[start RECORDS SUPPLIED]

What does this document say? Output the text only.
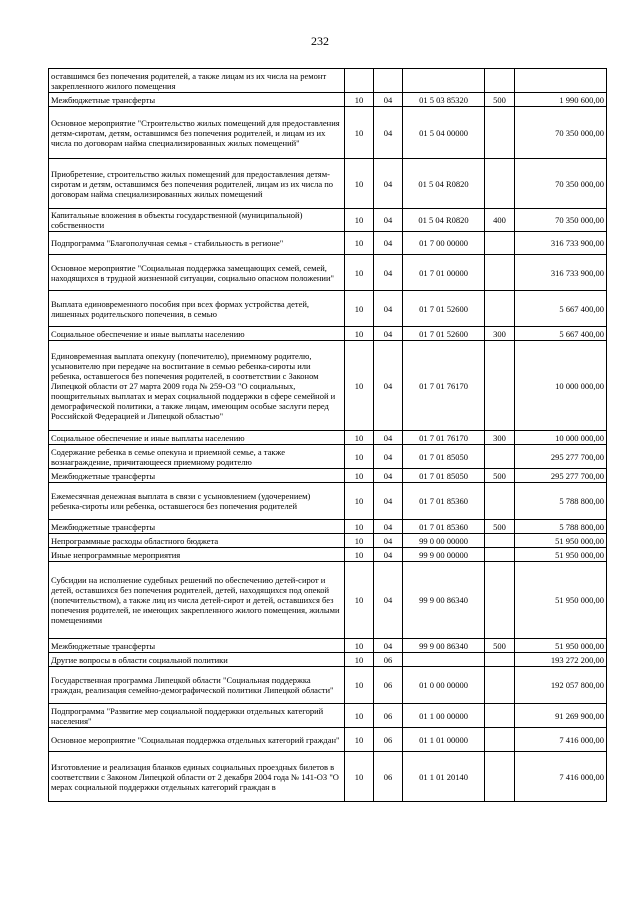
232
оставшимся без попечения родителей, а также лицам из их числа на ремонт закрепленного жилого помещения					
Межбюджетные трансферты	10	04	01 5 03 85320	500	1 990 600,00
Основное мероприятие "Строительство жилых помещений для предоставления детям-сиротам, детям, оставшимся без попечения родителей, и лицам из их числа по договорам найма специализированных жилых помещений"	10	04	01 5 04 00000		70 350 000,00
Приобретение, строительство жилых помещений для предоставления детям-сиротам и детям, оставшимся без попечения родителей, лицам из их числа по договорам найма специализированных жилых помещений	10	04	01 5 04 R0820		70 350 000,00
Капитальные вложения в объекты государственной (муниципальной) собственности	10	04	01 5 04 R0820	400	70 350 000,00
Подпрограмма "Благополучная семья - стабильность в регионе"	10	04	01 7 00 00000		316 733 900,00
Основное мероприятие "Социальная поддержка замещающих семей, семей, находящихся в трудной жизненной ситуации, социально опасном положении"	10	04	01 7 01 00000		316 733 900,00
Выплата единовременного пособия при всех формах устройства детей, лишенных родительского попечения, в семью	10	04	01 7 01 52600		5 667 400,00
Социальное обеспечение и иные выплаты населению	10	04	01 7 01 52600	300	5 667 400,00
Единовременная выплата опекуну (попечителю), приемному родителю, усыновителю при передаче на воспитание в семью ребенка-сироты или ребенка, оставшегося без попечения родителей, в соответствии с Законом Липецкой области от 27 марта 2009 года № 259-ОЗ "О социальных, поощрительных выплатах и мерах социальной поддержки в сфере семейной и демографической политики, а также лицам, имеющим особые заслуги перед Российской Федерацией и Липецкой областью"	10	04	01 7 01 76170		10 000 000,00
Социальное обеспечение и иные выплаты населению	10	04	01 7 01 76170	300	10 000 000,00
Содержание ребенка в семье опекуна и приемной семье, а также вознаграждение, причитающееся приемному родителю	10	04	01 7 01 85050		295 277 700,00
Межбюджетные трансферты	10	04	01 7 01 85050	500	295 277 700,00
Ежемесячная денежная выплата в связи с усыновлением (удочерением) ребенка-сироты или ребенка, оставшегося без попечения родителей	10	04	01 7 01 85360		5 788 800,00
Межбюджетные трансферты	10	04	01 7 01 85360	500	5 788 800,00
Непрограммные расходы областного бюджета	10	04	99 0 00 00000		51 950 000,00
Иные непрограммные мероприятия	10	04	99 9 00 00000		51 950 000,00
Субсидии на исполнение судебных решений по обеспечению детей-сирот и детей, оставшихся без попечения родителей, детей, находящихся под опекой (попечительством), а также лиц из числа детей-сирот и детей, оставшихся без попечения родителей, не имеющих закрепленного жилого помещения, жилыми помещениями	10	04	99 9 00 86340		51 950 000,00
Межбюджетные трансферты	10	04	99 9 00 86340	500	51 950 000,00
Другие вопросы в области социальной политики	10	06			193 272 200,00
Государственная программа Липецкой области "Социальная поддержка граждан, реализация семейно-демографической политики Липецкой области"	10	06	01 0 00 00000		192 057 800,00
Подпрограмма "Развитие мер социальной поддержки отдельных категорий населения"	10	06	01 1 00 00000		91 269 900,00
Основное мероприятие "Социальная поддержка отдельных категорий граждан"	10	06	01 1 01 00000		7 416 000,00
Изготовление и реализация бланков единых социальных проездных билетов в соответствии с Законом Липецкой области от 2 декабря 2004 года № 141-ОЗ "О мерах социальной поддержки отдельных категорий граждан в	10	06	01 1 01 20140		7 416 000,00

[end RECORDS SUPPLIED]

- SET TASK
Omit pictures; set down the rest of the material word for word.

- ANSWER
What does this document say? Output the text only.
232
оставшимся без попечения родителей, а также лицам из их числа на ремонт закрепленного жилого помещения					
Межбюджетные трансферты	10	04	01 5 03 85320	500	1 990 600,00
Основное мероприятие "Строительство жилых помещений для предоставления детям-сиротам, детям, оставшимся без попечения родителей, и лицам из их числа по договорам найма специализированных жилых помещений"	10	04	01 5 04 00000		70 350 000,00
Приобретение, строительство жилых помещений для предоставления детям-сиротам и детям, оставшимся без попечения родителей, лицам из их числа по договорам найма специализированных жилых помещений	10	04	01 5 04 R0820		70 350 000,00
Капитальные вложения в объекты государственной (муниципальной) собственности	10	04	01 5 04 R0820	400	70 350 000,00
Подпрограмма "Благополучная семья - стабильность в регионе"	10	04	01 7 00 00000		316 733 900,00
Основное мероприятие "Социальная поддержка замещающих семей, семей, находящихся в трудной жизненной ситуации, социально опасном положении"	10	04	01 7 01 00000		316 733 900,00
Выплата единовременного пособия при всех формах устройства детей, лишенных родительского попечения, в семью	10	04	01 7 01 52600		5 667 400,00
Социальное обеспечение и иные выплаты населению	10	04	01 7 01 52600	300	5 667 400,00
Единовременная выплата опекуну (попечителю), приемному родителю, усыновителю при передаче на воспитание в семью ребенка-сироты или ребенка, оставшегося без попечения родителей, в соответствии с Законом Липецкой области от 27 марта 2009 года № 259-ОЗ "О социальных, поощрительных выплатах и мерах социальной поддержки в сфере семейной и демографической политики, а также лицам, имеющим особые заслуги перед Российской Федерацией и Липецкой областью"	10	04	01 7 01 76170		10 000 000,00
Социальное обеспечение и иные выплаты населению	10	04	01 7 01 76170	300	10 000 000,00
Содержание ребенка в семье опекуна и приемной семье, а также вознаграждение, причитающееся приемному родителю	10	04	01 7 01 85050		295 277 700,00
Межбюджетные трансферты	10	04	01 7 01 85050	500	295 277 700,00
Ежемесячная денежная выплата в связи с усыновлением (удочерением) ребенка-сироты или ребенка, оставшегося без попечения родителей	10	04	01 7 01 85360		5 788 800,00
Межбюджетные трансферты	10	04	01 7 01 85360	500	5 788 800,00
Непрограммные расходы областного бюджета	10	04	99 0 00 00000		51 950 000,00
Иные непрограммные мероприятия	10	04	99 9 00 00000		51 950 000,00
Субсидии на исполнение судебных решений по обеспечению детей-сирот и детей, оставшихся без попечения родителей, детей, находящихся под опекой (попечительством), а также лиц из числа детей-сирот и детей, оставшихся без попечения родителей, не имеющих закрепленного жилого помещения, жилыми помещениями	10	04	99 9 00 86340		51 950 000,00
Межбюджетные трансферты	10	04	99 9 00 86340	500	51 950 000,00
Другие вопросы в области социальной политики	10	06			193 272 200,00
Государственная программа Липецкой области "Социальная поддержка граждан, реализация семейно-демографической политики Липецкой области"	10	06	01 0 00 00000		192 057 800,00
Подпрограмма "Развитие мер социальной поддержки отдельных категорий населения"	10	06	01 1 00 00000		91 269 900,00
Основное мероприятие "Социальная поддержка отдельных категорий граждан"	10	06	01 1 01 00000		7 416 000,00
Изготовление и реализация бланков единых социальных проездных билетов в соответствии с Законом Липецкой области от 2 декабря 2004 года № 141-ОЗ "О мерах социальной поддержки отдельных категорий граждан в	10	06	01 1 01 20140		7 416 000,00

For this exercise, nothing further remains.